§ **GOAL**: Copy every line that holds "each".

§ **EXTRACTED DATA**:
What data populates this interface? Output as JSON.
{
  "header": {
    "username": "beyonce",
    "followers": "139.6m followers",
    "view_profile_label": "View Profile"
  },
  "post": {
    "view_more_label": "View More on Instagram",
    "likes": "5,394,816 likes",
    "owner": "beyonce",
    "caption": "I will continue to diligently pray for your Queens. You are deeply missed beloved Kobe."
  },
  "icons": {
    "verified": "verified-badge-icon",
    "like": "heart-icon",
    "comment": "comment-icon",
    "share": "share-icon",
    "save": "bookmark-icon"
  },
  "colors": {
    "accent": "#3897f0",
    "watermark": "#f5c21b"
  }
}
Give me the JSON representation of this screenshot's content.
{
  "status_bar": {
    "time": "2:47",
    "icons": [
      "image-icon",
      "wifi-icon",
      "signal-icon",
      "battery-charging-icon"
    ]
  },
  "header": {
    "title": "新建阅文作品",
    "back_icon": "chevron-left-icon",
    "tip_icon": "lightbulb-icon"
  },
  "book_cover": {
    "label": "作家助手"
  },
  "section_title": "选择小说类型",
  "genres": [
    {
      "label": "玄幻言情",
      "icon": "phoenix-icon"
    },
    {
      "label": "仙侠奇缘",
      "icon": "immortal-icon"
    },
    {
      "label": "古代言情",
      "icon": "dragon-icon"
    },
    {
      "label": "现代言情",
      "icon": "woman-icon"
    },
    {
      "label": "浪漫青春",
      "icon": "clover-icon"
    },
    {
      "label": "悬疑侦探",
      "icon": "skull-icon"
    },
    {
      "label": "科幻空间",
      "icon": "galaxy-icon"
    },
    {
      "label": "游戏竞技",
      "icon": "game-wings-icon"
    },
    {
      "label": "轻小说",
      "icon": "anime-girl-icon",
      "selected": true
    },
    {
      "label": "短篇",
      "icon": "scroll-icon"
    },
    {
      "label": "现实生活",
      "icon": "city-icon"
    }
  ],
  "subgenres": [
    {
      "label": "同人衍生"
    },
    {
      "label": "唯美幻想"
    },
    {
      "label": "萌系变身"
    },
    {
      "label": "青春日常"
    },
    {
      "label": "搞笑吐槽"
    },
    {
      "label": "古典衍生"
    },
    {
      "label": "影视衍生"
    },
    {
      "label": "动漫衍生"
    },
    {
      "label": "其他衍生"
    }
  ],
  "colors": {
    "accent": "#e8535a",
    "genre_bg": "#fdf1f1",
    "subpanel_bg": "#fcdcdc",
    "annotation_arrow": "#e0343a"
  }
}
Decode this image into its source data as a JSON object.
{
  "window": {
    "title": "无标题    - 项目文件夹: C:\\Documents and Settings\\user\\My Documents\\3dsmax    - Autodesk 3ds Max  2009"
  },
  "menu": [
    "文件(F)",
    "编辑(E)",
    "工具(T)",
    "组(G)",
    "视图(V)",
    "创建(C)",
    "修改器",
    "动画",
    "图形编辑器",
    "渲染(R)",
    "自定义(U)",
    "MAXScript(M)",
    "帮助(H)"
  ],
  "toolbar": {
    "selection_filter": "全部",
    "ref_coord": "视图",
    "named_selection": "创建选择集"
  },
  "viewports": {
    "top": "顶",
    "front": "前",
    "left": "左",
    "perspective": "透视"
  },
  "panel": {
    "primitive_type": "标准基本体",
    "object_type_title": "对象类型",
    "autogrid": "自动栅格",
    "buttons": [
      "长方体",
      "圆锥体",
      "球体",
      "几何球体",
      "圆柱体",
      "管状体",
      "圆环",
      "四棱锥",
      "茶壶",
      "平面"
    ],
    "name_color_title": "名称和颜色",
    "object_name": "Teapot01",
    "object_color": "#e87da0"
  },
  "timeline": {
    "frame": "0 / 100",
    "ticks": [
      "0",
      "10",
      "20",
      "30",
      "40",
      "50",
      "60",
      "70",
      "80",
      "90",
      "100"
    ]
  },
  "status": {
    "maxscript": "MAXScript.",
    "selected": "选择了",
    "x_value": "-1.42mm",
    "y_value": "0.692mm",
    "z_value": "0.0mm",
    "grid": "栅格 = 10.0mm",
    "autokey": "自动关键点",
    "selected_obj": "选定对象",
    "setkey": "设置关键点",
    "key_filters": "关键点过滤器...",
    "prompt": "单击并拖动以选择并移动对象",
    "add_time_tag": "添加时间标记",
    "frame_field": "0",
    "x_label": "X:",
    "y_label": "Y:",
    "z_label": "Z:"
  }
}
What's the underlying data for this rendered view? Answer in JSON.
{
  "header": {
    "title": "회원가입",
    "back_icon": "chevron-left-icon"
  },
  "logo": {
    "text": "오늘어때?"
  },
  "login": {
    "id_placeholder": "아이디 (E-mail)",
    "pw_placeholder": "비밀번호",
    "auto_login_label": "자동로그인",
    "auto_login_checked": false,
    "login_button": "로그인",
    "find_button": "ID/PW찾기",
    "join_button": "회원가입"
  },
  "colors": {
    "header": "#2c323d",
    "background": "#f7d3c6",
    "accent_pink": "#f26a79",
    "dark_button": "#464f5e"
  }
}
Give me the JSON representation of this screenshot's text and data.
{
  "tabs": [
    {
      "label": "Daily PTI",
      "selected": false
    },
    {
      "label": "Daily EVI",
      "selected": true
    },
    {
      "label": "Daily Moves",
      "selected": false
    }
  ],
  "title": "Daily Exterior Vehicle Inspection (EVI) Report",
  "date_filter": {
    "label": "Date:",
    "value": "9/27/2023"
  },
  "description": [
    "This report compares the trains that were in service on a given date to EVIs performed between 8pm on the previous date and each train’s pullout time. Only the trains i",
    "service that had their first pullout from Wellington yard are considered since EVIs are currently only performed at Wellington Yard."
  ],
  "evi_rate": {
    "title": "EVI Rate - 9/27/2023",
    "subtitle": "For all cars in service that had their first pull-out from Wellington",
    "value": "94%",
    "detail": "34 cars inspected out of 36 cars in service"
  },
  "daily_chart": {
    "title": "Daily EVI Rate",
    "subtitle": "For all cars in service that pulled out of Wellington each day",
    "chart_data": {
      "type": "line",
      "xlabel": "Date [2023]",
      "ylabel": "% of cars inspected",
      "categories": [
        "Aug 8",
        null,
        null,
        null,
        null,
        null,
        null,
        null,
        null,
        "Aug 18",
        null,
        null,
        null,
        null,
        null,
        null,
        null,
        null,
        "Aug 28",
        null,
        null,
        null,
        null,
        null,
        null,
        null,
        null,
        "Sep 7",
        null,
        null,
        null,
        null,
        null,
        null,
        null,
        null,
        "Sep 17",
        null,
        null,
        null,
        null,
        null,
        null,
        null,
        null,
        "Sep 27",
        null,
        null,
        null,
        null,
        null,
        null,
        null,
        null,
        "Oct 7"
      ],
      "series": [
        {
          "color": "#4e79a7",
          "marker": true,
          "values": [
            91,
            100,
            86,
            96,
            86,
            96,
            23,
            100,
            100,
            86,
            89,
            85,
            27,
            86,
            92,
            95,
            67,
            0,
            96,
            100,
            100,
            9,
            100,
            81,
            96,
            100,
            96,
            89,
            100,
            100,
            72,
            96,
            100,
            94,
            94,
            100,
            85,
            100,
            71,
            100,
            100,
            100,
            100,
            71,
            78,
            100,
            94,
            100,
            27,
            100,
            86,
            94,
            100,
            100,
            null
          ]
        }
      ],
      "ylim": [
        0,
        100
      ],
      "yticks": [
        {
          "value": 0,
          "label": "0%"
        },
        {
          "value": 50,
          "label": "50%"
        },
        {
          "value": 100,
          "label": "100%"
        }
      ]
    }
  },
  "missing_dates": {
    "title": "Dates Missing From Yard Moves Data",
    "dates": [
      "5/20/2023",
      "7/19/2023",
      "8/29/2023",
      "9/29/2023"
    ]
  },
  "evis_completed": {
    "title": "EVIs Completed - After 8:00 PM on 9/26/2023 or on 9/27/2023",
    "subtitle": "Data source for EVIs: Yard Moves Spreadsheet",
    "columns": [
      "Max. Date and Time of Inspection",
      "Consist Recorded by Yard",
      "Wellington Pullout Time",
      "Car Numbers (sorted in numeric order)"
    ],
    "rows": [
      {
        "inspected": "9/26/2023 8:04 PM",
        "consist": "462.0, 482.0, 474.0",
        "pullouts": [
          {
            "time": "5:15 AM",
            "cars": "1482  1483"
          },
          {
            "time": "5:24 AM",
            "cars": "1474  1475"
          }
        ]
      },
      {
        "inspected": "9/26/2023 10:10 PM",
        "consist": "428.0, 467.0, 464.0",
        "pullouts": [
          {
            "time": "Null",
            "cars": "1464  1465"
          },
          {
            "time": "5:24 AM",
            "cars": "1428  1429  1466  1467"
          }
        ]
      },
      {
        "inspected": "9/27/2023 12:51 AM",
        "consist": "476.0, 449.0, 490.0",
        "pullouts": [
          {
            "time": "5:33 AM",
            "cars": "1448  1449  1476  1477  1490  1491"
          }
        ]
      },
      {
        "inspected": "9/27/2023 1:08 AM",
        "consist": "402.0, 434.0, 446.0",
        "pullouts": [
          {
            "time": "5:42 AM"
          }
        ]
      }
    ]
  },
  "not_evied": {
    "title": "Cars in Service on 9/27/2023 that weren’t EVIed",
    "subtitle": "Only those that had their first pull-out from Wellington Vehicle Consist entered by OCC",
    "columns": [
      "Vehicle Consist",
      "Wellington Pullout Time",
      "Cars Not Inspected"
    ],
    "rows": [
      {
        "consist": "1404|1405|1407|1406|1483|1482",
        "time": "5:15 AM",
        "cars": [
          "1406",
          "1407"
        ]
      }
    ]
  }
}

§ **WRITTEN SOLUTION**:
    "This report compares the trains that were in service on a given date to EVIs performed between 8pm on the previous date and each train’s pullout time. Only the trains i",
    "subtitle": "For all cars in service that pulled out of Wellington each day",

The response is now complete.